◆ PROBLEM DETAILS:
What follows is a set of records, each of which is to be written out exactly.

◆ Items from a figure collection:
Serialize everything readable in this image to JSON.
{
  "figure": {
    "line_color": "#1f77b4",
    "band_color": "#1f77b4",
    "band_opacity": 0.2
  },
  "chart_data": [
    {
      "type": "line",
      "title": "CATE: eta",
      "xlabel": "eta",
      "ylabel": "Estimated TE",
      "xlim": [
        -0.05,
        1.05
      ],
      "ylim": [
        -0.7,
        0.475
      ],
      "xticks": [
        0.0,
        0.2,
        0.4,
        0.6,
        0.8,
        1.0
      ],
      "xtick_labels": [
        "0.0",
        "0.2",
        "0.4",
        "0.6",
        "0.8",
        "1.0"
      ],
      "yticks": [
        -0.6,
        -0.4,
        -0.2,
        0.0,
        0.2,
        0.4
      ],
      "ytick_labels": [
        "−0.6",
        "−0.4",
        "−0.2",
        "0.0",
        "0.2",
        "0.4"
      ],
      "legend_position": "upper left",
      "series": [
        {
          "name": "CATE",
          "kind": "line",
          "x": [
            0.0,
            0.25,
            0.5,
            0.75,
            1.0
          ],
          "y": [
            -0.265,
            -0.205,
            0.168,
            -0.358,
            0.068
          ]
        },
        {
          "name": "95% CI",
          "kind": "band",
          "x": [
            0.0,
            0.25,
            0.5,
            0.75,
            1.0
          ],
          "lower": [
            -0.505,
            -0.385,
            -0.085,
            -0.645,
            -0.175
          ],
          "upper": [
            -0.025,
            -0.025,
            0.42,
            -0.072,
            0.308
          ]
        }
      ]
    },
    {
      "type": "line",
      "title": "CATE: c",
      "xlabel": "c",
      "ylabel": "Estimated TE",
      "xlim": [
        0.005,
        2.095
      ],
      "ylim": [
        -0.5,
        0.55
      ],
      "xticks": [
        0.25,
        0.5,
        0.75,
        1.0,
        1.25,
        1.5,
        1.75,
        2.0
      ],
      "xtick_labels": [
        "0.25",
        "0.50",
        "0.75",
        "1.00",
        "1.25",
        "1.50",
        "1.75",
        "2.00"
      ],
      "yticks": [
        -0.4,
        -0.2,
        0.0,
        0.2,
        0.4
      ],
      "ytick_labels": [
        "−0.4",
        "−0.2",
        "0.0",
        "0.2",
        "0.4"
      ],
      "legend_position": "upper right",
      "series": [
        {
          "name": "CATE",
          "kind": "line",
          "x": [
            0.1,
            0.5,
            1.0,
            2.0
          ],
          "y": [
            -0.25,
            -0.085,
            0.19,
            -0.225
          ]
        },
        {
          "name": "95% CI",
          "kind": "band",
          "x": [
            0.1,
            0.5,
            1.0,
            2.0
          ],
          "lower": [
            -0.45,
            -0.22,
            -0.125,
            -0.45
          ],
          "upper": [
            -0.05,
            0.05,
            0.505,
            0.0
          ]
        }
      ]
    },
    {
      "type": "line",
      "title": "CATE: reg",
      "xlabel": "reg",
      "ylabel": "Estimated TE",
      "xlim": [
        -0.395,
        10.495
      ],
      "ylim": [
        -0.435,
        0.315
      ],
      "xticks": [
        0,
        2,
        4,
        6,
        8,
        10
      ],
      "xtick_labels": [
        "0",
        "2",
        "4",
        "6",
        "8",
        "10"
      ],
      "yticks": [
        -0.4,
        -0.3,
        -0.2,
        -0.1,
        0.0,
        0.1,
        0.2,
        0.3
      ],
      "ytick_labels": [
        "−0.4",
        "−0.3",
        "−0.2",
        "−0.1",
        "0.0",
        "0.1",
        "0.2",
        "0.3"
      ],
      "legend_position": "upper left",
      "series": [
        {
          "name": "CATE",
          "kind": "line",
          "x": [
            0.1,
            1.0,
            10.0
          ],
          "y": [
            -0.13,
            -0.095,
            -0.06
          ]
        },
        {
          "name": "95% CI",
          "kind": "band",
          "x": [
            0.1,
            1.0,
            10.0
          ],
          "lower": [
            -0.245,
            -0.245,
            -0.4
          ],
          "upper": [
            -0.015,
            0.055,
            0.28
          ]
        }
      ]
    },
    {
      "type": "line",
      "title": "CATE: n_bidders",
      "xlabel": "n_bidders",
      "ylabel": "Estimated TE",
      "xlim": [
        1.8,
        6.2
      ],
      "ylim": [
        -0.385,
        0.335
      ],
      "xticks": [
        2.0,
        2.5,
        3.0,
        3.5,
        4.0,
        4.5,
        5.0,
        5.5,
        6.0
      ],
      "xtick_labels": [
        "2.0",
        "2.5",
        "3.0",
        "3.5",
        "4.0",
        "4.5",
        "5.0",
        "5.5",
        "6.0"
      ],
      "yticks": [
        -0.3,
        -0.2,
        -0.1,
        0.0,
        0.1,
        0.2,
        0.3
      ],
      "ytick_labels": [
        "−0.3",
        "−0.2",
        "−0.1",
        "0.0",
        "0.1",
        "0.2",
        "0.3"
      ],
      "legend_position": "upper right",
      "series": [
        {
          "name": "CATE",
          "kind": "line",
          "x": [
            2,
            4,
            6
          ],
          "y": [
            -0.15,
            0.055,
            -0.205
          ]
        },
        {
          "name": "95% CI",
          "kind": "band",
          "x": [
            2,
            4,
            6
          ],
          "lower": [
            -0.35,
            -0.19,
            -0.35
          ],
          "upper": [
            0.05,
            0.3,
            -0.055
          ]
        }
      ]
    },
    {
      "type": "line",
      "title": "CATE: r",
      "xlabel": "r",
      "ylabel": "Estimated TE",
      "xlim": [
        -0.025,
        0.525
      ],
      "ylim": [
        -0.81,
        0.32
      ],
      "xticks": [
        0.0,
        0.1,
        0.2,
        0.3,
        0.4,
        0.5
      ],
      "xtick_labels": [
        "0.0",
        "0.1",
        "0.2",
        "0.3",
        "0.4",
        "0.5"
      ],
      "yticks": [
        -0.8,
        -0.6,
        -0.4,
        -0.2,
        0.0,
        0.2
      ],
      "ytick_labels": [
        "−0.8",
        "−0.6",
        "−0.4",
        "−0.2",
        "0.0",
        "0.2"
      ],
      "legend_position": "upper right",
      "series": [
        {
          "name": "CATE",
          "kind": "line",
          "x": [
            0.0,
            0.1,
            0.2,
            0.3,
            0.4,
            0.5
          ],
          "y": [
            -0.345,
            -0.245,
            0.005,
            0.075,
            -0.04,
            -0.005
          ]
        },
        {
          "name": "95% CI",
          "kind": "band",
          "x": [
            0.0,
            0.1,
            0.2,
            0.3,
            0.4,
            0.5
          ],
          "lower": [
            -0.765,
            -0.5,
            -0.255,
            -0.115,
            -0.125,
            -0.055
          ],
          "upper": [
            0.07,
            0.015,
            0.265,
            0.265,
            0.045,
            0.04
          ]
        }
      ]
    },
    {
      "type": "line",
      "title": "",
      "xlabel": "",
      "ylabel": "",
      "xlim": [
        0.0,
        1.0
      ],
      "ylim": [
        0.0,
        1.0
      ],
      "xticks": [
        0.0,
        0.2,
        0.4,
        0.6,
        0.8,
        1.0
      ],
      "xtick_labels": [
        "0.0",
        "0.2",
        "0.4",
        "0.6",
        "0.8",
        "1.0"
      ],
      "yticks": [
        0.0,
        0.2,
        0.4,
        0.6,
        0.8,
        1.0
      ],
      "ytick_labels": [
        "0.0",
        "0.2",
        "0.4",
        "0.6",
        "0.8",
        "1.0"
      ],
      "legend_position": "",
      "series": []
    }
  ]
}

◆ SOLUTION TO THE EXERCISE:
Serialize everything readable in this image to JSON.
{
  "figure": {
    "line_color": "#1f77b4",
    "band_color": "#1f77b4",
    "band_opacity": 0.2
  },
  "chart_data": [
    {
      "type": "line",
      "title": "CATE: eta",
      "xlabel": "eta",
      "ylabel": "Estimated TE",
      "xlim": [
        -0.05,
        1.05
      ],
      "ylim": [
        -0.7,
        0.475
      ],
      "xticks": [
        0.0,
        0.2,
        0.4,
        0.6,
        0.8,
        1.0
      ],
      "xtick_labels": [
        "0.0",
        "0.2",
        "0.4",
        "0.6",
        "0.8",
        "1.0"
      ],
      "yticks": [
        -0.6,
        -0.4,
        -0.2,
        0.0,
        0.2,
        0.4
      ],
      "ytick_labels": [
        "−0.6",
        "−0.4",
        "−0.2",
        "0.0",
        "0.2",
        "0.4"
      ],
      "legend_position": "upper left",
      "series": [
        {
          "name": "CATE",
          "kind": "line",
          "x": [
            0.0,
            0.25,
            0.5,
            0.75,
            1.0
          ],
          "y": [
            -0.265,
            -0.205,
            0.168,
            -0.358,
            0.068
          ]
        },
        {
          "name": "95% CI",
          "kind": "band",
          "x": [
            0.0,
            0.25,
            0.5,
            0.75,
            1.0
          ],
          "lower": [
            -0.505,
            -0.385,
            -0.085,
            -0.645,
            -0.175
          ],
          "upper": [
            -0.025,
            -0.025,
            0.42,
            -0.072,
            0.308
          ]
        }
      ]
    },
    {
      "type": "line",
      "title": "CATE: c",
      "xlabel": "c",
      "ylabel": "Estimated TE",
      "xlim": [
        0.005,
        2.095
      ],
      "ylim": [
        -0.5,
        0.55
      ],
      "xticks": [
        0.25,
        0.5,
        0.75,
        1.0,
        1.25,
        1.5,
        1.75,
        2.0
      ],
      "xtick_labels": [
        "0.25",
        "0.50",
        "0.75",
        "1.00",
        "1.25",
        "1.50",
        "1.75",
        "2.00"
      ],
      "yticks": [
        -0.4,
        -0.2,
        0.0,
        0.2,
        0.4
      ],
      "ytick_labels": [
        "−0.4",
        "−0.2",
        "0.0",
        "0.2",
        "0.4"
      ],
      "legend_position": "upper right",
      "series": [
        {
          "name": "CATE",
          "kind": "line",
          "x": [
            0.1,
            0.5,
            1.0,
            2.0
          ],
          "y": [
            -0.25,
            -0.085,
            0.19,
            -0.225
          ]
        },
        {
          "name": "95% CI",
          "kind": "band",
          "x": [
            0.1,
            0.5,
            1.0,
            2.0
          ],
          "lower": [
            -0.45,
            -0.22,
            -0.125,
            -0.45
          ],
          "upper": [
            -0.05,
            0.05,
            0.505,
            0.0
          ]
        }
      ]
    },
    {
      "type": "line",
      "title": "CATE: reg",
      "xlabel": "reg",
      "ylabel": "Estimated TE",
      "xlim": [
        -0.395,
        10.495
      ],
      "ylim": [
        -0.435,
        0.315
      ],
      "xticks": [
        0,
        2,
        4,
        6,
        8,
        10
      ],
      "xtick_labels": [
        "0",
        "2",
        "4",
        "6",
        "8",
        "10"
      ],
      "yticks": [
        -0.4,
        -0.3,
        -0.2,
        -0.1,
        0.0,
        0.1,
        0.2,
        0.3
      ],
      "ytick_labels": [
        "−0.4",
        "−0.3",
        "−0.2",
        "−0.1",
        "0.0",
        "0.1",
        "0.2",
        "0.3"
      ],
      "legend_position": "upper left",
      "series": [
        {
          "name": "CATE",
          "kind": "line",
          "x": [
            0.1,
            1.0,
            10.0
          ],
          "y": [
            -0.13,
            -0.095,
            -0.06
          ]
        },
        {
          "name": "95% CI",
          "kind": "band",
          "x": [
            0.1,
            1.0,
            10.0
          ],
          "lower": [
            -0.245,
            -0.245,
            -0.4
          ],
          "upper": [
            -0.015,
            0.055,
            0.28
          ]
        }
      ]
    },
    {
      "type": "line",
      "title": "CATE: n_bidders",
      "xlabel": "n_bidders",
      "ylabel": "Estimated TE",
      "xlim": [
        1.8,
        6.2
      ],
      "ylim": [
        -0.385,
        0.335
      ],
      "xticks": [
        2.0,
        2.5,
        3.0,
        3.5,
        4.0,
        4.5,
        5.0,
        5.5,
        6.0
      ],
      "xtick_labels": [
        "2.0",
        "2.5",
        "3.0",
        "3.5",
        "4.0",
        "4.5",
        "5.0",
        "5.5",
        "6.0"
      ],
      "yticks": [
        -0.3,
        -0.2,
        -0.1,
        0.0,
        0.1,
        0.2,
        0.3
      ],
      "ytick_labels": [
        "−0.3",
        "−0.2",
        "−0.1",
        "0.0",
        "0.1",
        "0.2",
        "0.3"
      ],
      "legend_position": "upper right",
      "series": [
        {
          "name": "CATE",
          "kind": "line",
          "x": [
            2,
            4,
            6
          ],
          "y": [
            -0.15,
            0.055,
            -0.205
          ]
        },
        {
          "name": "95% CI",
          "kind": "band",
          "x": [
            2,
            4,
            6
          ],
          "lower": [
            -0.35,
            -0.19,
            -0.35
          ],
          "upper": [
            0.05,
            0.3,
            -0.055
          ]
        }
      ]
    },
    {
      "type": "line",
      "title": "CATE: r",
      "xlabel": "r",
      "ylabel": "Estimated TE",
      "xlim": [
        -0.025,
        0.525
      ],
      "ylim": [
        -0.81,
        0.32
      ],
      "xticks": [
        0.0,
        0.1,
        0.2,
        0.3,
        0.4,
        0.5
      ],
      "xtick_labels": [
        "0.0",
        "0.1",
        "0.2",
        "0.3",
        "0.4",
        "0.5"
      ],
      "yticks": [
        -0.8,
        -0.6,
        -0.4,
        -0.2,
        0.0,
        0.2
      ],
      "ytick_labels": [
        "−0.8",
        "−0.6",
        "−0.4",
        "−0.2",
        "0.0",
        "0.2"
      ],
      "legend_position": "upper right",
      "series": [
        {
          "name": "CATE",
          "kind": "line",
          "x": [
            0.0,
            0.1,
            0.2,
            0.3,
            0.4,
            0.5
          ],
          "y": [
            -0.345,
            -0.245,
            0.005,
            0.075,
            -0.04,
            -0.005
          ]
        },
        {
          "name": "95% CI",
          "kind": "band",
          "x": [
            0.0,
            0.1,
            0.2,
            0.3,
            0.4,
            0.5
          ],
          "lower": [
            -0.765,
            -0.5,
            -0.255,
            -0.115,
            -0.125,
            -0.055
          ],
          "upper": [
            0.07,
            0.015,
            0.265,
            0.265,
            0.045,
            0.04
          ]
        }
      ]
    },
    {
      "type": "line",
      "title": "",
      "xlabel": "",
      "ylabel": "",
      "xlim": [
        0.0,
        1.0
      ],
      "ylim": [
        0.0,
        1.0
      ],
      "xticks": [
        0.0,
        0.2,
        0.4,
        0.6,
        0.8,
        1.0
      ],
      "xtick_labels": [
        "0.0",
        "0.2",
        "0.4",
        "0.6",
        "0.8",
        "1.0"
      ],
      "yticks": [
        0.0,
        0.2,
        0.4,
        0.6,
        0.8,
        1.0
      ],
      "ytick_labels": [
        "0.0",
        "0.2",
        "0.4",
        "0.6",
        "0.8",
        "1.0"
      ],
      "legend_position": "",
      "series": []
    }
  ]
}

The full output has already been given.